>> Begin Record set

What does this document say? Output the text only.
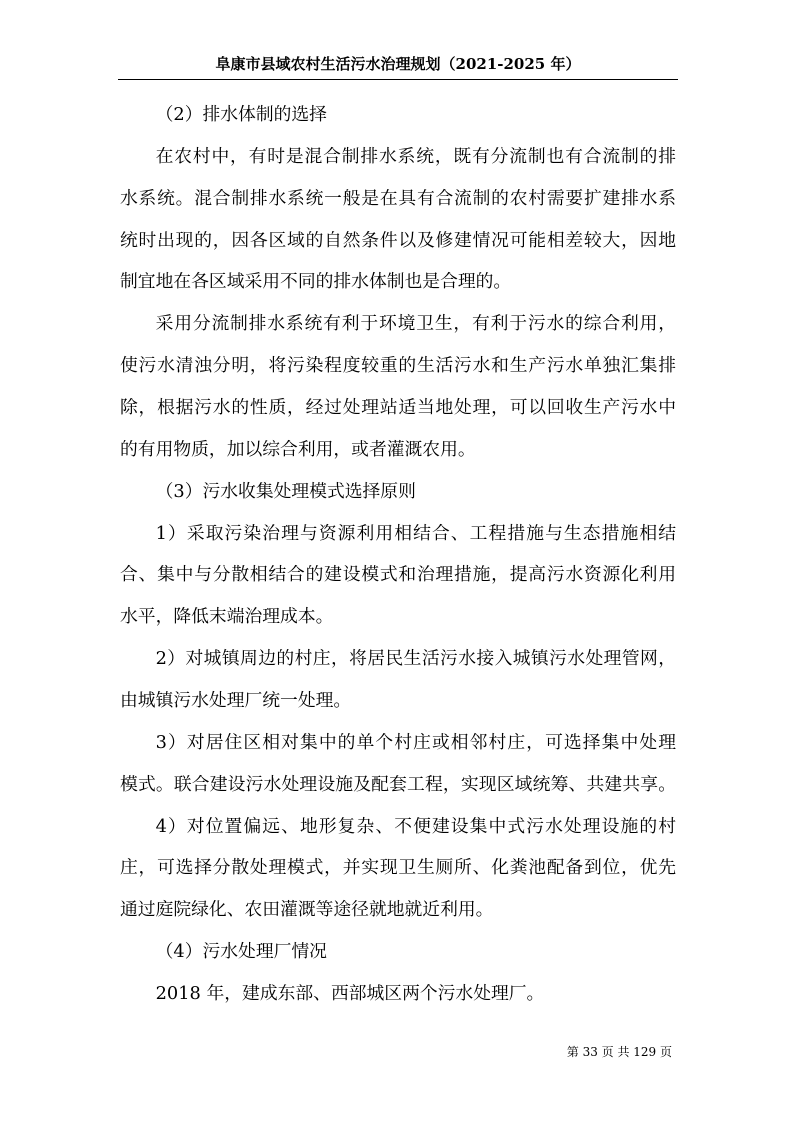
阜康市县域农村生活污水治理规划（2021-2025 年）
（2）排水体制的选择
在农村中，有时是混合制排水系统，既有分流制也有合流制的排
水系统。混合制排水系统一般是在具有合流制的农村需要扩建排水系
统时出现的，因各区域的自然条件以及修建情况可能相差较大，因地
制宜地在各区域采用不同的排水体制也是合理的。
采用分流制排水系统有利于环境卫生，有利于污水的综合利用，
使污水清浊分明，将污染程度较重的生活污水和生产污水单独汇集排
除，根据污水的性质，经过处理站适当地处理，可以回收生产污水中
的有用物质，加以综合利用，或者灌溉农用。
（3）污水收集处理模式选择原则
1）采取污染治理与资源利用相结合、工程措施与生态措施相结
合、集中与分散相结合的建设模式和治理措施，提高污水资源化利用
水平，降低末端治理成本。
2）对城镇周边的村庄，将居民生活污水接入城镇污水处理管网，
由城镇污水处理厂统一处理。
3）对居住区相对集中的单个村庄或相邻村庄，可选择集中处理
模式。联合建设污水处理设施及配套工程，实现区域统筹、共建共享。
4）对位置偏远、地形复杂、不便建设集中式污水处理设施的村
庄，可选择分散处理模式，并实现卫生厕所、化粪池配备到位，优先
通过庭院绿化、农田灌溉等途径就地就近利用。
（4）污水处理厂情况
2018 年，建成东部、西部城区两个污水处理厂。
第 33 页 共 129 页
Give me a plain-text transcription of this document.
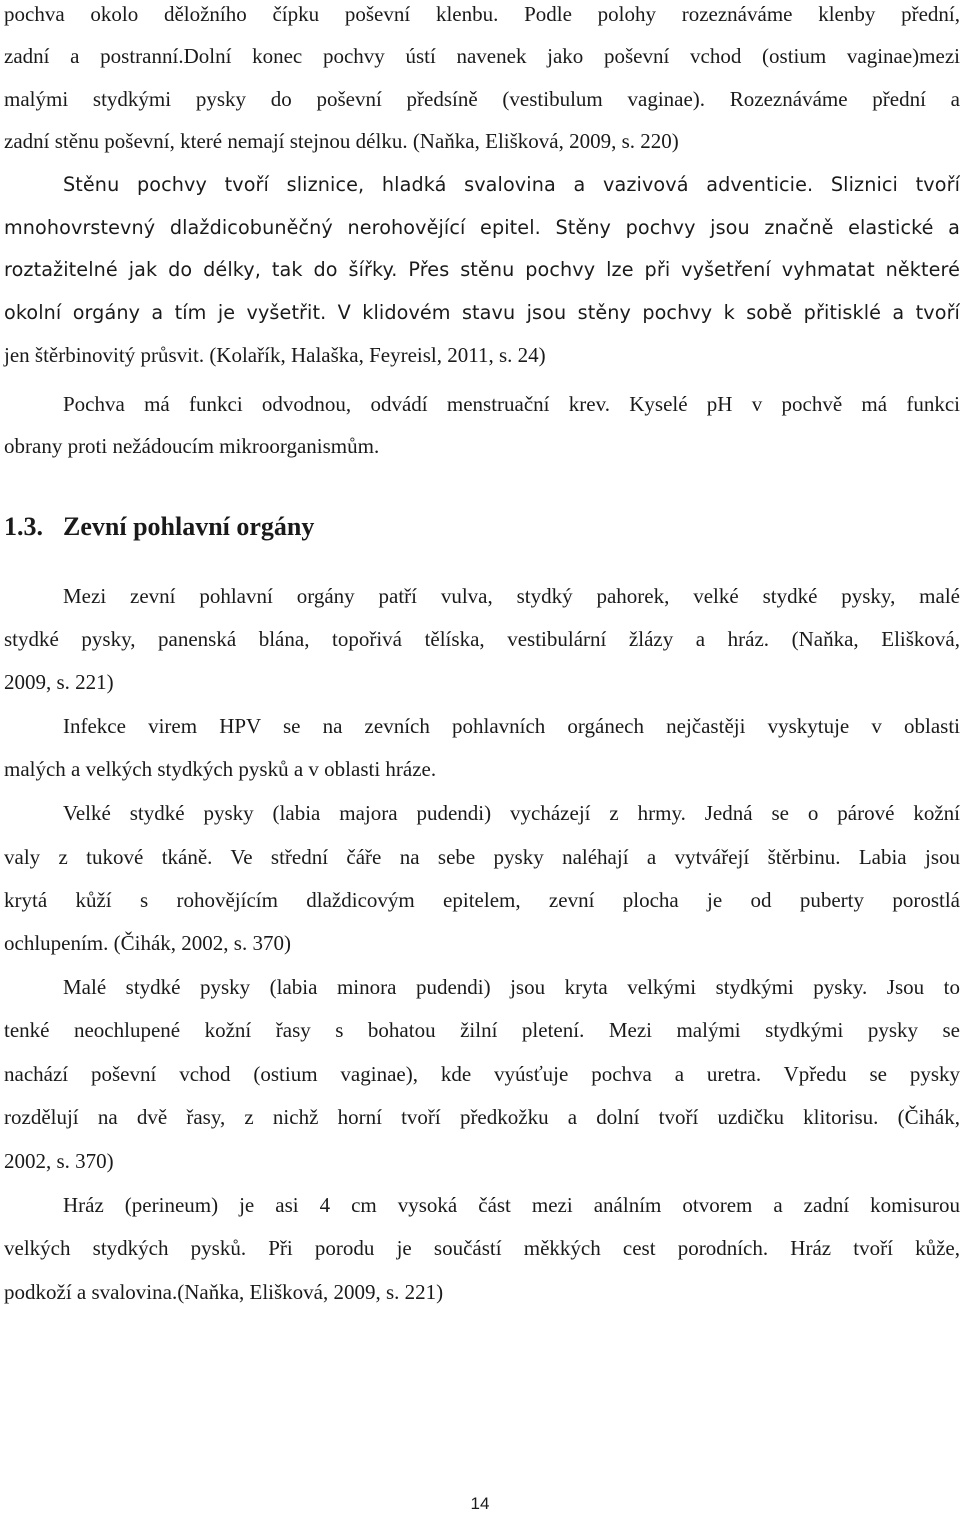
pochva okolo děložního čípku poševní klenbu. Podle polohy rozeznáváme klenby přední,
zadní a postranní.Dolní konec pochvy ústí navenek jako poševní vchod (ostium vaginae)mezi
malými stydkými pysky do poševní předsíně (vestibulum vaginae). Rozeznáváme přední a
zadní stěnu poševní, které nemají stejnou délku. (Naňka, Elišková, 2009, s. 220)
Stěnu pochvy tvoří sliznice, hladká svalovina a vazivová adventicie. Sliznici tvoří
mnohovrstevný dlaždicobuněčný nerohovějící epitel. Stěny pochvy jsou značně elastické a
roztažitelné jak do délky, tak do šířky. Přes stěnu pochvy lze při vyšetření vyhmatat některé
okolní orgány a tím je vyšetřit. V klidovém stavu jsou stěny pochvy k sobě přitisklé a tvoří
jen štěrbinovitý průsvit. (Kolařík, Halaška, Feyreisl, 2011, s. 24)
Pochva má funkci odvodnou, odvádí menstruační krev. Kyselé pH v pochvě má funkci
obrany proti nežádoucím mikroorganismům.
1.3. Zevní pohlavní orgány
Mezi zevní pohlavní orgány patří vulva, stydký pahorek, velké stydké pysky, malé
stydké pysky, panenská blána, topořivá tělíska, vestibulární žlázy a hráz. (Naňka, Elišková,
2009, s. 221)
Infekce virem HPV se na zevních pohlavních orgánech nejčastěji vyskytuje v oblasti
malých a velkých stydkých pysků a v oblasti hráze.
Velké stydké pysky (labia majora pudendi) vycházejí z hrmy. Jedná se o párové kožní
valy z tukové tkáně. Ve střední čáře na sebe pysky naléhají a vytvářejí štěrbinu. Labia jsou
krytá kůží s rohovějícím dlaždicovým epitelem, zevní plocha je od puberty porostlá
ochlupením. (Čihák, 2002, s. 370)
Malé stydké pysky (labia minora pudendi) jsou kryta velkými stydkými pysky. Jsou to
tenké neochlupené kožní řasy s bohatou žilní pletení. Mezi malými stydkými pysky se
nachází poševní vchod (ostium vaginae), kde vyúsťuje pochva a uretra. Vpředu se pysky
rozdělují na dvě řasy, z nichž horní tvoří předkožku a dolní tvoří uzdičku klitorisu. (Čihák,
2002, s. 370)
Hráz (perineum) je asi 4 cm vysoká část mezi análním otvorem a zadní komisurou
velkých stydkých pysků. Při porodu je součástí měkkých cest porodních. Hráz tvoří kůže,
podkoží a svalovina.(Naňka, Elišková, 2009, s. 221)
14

>> End Record set
>> Begin Record set

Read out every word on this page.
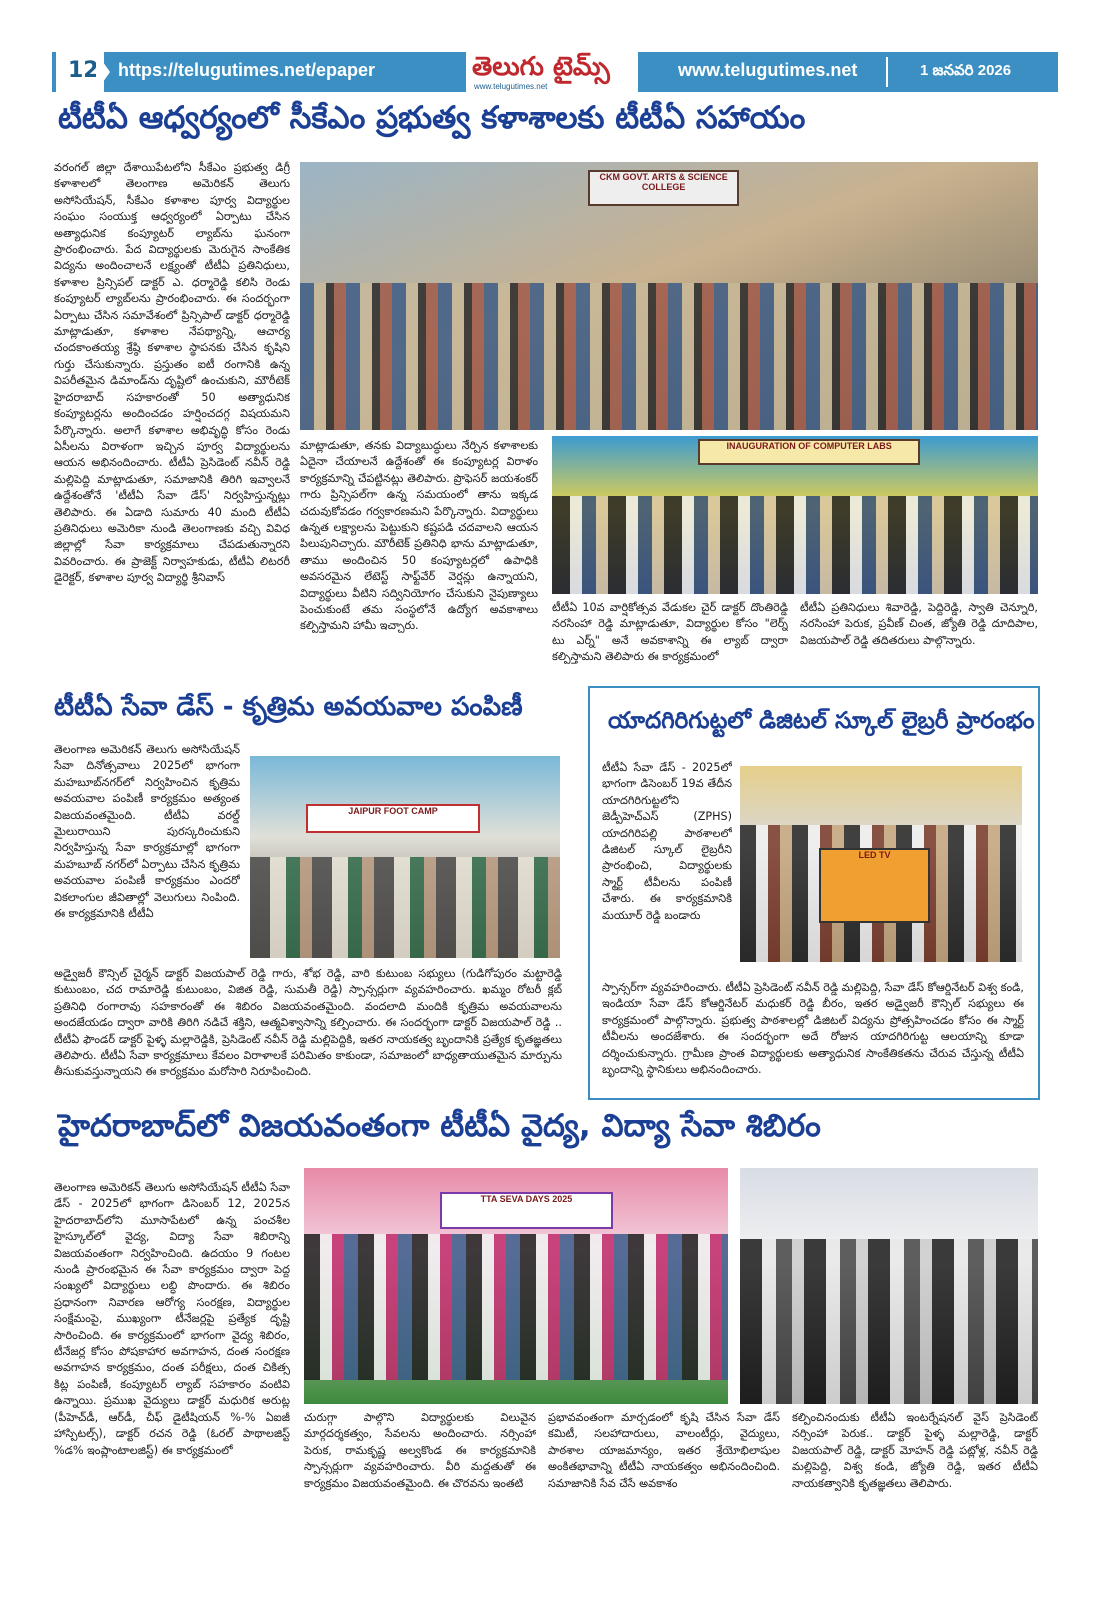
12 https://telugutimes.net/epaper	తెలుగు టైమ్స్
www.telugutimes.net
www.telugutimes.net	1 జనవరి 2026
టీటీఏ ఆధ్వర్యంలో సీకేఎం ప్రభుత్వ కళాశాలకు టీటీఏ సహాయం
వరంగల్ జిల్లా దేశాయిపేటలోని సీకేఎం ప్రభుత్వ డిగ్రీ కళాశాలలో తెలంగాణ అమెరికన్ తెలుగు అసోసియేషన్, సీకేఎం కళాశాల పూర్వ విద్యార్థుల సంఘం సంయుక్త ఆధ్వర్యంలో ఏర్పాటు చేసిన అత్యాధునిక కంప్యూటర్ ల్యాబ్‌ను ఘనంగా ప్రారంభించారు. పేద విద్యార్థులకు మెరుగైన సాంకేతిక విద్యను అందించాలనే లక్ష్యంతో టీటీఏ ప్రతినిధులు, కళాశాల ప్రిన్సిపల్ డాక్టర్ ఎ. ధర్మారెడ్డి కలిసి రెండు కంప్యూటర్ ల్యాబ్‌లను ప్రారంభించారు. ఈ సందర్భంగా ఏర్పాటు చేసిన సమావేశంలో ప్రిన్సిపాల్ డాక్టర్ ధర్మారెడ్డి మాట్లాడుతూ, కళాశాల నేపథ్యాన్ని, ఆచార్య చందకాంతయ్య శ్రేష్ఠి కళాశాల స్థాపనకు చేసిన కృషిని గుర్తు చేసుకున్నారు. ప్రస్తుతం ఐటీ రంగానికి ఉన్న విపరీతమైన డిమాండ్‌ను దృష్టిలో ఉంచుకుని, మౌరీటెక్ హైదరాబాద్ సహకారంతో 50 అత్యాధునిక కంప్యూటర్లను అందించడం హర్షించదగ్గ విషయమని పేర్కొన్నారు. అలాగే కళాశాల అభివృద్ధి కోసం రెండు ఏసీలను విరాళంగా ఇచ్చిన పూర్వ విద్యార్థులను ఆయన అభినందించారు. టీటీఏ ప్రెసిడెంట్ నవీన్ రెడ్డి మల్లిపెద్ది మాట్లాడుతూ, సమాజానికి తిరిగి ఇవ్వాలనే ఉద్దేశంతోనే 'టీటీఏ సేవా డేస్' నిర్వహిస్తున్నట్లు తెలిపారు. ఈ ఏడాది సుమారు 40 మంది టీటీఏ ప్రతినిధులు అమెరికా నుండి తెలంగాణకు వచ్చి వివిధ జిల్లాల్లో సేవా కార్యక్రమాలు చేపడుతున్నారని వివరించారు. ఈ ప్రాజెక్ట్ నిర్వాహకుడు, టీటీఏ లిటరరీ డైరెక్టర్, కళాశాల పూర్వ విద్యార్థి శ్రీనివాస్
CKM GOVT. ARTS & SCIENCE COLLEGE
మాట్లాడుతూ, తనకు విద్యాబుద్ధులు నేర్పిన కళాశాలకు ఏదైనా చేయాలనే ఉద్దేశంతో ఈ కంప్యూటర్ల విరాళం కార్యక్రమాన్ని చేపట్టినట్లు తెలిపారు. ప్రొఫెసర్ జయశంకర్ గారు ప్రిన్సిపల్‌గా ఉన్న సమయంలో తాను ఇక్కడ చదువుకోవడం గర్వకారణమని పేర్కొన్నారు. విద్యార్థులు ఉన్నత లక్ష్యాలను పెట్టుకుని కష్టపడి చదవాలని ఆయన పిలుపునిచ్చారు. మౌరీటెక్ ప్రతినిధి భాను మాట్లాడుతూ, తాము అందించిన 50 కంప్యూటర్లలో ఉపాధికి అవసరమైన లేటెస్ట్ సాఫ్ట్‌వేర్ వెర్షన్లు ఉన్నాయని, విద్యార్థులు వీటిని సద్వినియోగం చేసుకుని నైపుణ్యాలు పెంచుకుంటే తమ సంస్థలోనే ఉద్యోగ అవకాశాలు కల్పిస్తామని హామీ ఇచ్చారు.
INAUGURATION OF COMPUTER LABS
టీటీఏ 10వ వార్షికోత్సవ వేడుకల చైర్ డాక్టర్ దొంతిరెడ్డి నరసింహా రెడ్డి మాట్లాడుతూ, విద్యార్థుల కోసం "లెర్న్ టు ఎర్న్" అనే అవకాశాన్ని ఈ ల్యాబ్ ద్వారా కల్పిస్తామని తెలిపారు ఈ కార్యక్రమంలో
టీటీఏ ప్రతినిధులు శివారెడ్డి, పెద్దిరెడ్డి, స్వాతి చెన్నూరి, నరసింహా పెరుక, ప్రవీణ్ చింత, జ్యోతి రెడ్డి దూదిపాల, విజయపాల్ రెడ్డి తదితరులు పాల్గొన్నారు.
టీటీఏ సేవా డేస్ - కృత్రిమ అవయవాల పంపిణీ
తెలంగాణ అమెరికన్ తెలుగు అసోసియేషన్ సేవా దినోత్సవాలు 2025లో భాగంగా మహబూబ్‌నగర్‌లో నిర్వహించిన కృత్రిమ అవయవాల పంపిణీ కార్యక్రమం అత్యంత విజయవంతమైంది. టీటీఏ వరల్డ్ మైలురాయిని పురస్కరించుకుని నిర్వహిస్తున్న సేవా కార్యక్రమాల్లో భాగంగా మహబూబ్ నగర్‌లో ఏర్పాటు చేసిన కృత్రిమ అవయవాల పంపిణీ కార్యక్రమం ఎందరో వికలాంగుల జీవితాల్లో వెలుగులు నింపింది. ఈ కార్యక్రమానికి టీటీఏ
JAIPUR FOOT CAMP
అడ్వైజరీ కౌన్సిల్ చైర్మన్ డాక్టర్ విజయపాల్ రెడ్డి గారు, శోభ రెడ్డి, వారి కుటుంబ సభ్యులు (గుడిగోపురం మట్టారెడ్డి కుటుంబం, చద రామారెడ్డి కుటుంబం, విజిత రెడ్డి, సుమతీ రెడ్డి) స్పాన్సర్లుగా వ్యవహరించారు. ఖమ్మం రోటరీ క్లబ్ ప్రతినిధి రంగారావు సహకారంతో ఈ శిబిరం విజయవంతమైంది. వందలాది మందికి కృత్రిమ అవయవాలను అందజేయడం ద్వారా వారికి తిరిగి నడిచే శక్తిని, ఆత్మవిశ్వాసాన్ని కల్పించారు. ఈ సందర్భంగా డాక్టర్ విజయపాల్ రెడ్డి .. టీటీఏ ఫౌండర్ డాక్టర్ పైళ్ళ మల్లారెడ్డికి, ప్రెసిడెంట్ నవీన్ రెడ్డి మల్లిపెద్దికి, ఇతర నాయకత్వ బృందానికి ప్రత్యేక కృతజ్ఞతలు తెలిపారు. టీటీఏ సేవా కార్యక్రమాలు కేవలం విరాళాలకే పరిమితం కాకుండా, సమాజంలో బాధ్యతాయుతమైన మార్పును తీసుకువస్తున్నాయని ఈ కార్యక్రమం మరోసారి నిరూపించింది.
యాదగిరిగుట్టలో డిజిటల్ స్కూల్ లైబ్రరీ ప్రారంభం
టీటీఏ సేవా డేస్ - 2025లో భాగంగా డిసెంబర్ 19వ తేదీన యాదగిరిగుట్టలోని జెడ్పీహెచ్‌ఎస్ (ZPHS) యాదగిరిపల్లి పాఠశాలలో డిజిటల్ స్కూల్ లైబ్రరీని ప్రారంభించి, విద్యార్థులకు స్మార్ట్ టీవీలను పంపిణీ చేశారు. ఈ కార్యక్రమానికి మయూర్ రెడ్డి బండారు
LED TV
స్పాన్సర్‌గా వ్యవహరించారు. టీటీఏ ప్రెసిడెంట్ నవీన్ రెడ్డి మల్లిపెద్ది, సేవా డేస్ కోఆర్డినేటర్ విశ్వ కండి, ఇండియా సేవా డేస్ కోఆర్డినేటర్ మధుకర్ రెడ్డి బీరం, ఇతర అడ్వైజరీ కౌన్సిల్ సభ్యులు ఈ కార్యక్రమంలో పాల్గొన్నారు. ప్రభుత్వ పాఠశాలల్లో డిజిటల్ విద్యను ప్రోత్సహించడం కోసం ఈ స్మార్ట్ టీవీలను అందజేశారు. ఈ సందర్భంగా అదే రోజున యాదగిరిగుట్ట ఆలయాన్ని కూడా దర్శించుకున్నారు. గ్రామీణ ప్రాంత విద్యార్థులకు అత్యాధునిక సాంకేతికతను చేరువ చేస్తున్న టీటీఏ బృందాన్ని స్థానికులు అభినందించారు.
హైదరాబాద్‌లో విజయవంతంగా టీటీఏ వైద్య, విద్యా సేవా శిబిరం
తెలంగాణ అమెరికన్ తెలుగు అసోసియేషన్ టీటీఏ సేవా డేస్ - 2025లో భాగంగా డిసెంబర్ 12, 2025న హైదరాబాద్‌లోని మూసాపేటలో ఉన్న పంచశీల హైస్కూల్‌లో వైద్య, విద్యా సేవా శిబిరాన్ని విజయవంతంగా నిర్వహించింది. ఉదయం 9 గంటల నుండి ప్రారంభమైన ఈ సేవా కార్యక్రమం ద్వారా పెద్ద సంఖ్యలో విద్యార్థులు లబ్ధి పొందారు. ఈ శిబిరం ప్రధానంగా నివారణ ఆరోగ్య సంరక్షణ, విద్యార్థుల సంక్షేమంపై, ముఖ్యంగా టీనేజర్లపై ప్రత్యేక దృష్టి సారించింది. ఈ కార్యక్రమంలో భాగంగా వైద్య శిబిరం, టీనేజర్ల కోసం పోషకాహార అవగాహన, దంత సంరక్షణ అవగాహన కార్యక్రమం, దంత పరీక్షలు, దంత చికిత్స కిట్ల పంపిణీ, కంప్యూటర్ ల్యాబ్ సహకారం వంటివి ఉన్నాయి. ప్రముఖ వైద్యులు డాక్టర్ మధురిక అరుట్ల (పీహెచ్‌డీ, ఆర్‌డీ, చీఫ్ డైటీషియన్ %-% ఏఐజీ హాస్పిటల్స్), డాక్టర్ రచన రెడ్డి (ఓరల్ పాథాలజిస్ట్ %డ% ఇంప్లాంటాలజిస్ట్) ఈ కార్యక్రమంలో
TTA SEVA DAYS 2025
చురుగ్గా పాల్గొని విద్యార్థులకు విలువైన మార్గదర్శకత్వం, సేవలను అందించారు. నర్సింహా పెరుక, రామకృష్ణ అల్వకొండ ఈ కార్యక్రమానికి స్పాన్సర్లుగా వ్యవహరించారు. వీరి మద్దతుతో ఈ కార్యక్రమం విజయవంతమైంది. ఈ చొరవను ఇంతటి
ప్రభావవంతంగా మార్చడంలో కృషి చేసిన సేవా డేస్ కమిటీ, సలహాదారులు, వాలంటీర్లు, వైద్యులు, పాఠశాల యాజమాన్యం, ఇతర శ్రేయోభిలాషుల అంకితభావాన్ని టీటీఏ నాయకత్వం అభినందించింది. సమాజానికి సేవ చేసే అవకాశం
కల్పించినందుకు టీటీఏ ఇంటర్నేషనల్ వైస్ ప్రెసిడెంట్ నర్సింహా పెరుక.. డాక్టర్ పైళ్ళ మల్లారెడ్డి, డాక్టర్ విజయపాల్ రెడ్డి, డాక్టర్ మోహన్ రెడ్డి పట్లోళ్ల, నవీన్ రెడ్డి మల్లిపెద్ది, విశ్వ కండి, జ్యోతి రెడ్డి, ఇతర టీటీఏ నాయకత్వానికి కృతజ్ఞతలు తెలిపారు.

>> End Record set

# Problem description
Establish how many lines of the material above hold the word "stydké". Nothing but the count should be returned.

# Complete answer
4